## [TASK DETAILS]
Identify each line below containing the string "color" and copy it.

## [STORED DATA]
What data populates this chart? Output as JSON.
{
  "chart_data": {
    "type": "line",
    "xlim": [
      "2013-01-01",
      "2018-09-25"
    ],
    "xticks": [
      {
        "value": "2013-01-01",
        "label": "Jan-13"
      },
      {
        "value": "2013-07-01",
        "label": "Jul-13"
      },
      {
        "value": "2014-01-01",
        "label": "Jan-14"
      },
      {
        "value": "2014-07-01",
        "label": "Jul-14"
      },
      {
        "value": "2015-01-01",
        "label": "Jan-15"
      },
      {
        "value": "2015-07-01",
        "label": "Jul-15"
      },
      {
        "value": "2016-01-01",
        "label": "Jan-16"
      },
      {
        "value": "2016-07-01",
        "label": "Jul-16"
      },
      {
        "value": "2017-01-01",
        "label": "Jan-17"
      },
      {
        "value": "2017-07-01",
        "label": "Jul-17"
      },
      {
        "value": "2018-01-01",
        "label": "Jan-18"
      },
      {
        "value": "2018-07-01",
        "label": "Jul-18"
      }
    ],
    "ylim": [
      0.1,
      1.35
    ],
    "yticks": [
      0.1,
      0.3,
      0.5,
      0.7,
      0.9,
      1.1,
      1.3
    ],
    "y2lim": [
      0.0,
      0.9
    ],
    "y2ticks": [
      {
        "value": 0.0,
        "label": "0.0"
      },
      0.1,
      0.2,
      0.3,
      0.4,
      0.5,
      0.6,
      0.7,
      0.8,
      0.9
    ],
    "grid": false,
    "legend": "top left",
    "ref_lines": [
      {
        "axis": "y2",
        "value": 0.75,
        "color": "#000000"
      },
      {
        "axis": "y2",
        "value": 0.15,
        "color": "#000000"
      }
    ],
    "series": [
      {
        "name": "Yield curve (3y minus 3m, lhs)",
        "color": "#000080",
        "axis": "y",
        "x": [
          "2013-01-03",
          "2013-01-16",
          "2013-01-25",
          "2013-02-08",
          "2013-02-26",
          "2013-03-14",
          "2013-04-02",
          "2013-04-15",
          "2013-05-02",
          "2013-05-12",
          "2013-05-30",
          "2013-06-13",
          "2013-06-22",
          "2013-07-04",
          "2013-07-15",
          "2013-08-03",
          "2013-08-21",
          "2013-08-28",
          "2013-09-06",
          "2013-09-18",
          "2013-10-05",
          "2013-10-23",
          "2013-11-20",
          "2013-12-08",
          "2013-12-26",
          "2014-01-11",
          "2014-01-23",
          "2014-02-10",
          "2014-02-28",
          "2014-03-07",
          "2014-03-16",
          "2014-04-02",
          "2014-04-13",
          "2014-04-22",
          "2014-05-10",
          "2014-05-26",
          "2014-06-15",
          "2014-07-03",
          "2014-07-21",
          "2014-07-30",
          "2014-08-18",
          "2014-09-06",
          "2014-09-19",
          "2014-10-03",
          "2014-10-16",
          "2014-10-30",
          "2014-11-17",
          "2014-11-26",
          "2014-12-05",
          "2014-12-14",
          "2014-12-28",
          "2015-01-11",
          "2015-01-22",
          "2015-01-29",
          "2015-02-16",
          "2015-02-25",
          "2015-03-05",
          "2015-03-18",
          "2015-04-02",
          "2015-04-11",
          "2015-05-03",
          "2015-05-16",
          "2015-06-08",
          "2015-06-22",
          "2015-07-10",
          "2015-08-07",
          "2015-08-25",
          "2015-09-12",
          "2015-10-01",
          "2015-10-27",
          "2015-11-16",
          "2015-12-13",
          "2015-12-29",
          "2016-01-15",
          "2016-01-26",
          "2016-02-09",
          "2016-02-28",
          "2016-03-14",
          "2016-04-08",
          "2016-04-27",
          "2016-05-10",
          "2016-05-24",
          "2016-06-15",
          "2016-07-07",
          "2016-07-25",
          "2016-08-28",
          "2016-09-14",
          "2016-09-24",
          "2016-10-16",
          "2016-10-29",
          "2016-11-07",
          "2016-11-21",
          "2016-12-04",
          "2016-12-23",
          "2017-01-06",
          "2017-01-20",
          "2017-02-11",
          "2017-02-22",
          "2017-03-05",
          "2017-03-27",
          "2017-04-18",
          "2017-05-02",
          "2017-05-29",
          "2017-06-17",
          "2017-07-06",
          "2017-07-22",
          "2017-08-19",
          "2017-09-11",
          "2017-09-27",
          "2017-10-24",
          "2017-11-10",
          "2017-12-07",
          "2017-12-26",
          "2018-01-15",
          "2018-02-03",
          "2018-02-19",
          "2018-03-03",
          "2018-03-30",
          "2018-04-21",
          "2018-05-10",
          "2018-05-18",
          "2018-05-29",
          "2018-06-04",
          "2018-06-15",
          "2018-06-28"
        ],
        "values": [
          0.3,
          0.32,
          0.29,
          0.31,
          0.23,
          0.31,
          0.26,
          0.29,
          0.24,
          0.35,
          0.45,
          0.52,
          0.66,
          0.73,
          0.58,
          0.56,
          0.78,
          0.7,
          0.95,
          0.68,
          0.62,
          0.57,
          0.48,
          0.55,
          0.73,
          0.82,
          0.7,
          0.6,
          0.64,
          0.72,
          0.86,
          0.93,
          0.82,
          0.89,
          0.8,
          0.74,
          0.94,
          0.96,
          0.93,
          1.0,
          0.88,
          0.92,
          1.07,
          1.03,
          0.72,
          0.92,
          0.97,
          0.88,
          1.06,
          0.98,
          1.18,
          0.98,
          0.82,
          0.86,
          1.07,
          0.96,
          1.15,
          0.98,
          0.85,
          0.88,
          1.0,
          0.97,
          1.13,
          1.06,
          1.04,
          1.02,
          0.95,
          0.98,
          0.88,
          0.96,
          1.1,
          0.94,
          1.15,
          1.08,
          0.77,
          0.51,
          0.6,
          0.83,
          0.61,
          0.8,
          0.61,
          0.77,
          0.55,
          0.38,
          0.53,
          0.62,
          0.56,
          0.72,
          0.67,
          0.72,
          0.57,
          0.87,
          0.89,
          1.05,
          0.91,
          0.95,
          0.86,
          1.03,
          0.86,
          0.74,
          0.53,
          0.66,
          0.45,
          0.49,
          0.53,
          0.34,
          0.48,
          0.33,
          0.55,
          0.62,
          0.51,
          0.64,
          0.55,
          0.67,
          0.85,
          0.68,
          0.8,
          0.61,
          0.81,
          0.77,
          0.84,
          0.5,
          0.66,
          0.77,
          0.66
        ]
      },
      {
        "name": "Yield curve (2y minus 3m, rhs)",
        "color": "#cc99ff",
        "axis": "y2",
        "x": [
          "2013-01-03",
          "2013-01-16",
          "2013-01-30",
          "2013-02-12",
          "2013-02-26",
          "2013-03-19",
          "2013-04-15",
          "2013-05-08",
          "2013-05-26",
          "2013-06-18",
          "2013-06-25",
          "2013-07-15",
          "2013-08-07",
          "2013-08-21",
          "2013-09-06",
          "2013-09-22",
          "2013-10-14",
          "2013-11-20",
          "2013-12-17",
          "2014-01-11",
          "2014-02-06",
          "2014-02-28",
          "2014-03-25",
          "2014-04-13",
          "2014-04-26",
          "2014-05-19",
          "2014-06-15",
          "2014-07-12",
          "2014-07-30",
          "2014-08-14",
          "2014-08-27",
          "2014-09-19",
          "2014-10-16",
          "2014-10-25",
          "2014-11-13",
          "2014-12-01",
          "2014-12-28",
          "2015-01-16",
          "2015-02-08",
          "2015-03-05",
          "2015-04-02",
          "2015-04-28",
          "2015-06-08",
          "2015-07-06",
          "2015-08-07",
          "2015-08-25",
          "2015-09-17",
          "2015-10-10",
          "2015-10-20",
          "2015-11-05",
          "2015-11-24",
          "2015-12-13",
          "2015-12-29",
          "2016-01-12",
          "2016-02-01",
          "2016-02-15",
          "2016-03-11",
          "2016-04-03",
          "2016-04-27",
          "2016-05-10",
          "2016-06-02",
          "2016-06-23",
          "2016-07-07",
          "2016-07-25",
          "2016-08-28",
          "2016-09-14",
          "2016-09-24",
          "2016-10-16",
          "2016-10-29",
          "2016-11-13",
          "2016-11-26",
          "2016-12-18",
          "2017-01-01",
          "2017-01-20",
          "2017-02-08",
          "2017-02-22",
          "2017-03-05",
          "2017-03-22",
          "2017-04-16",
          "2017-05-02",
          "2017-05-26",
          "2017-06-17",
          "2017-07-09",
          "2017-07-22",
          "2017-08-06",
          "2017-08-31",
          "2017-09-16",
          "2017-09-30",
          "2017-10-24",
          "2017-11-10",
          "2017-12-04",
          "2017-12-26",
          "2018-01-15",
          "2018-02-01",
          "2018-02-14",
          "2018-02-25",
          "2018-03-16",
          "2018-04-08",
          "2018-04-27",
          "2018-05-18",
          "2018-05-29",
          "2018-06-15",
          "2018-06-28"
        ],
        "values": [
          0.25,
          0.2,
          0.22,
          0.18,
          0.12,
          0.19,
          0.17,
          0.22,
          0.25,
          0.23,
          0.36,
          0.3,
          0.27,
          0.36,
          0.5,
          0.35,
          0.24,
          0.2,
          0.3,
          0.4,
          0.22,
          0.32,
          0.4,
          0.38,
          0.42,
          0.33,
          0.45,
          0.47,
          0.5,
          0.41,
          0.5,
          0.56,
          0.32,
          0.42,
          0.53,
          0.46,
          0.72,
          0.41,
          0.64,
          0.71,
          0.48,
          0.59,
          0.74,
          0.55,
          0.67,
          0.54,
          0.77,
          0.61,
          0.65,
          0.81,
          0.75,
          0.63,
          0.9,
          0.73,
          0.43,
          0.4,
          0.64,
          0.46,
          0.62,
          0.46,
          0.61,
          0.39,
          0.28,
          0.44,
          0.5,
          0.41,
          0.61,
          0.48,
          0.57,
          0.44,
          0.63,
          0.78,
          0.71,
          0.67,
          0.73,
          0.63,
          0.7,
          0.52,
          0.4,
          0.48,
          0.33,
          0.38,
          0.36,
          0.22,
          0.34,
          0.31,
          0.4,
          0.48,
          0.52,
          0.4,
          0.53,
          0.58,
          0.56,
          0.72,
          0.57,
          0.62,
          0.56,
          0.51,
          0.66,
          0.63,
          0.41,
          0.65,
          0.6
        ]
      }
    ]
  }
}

## [WRITTEN REPLY]
        "color": "#000000"
        "color": "#000000"
        "color": "#000080",
        "color": "#cc99ff",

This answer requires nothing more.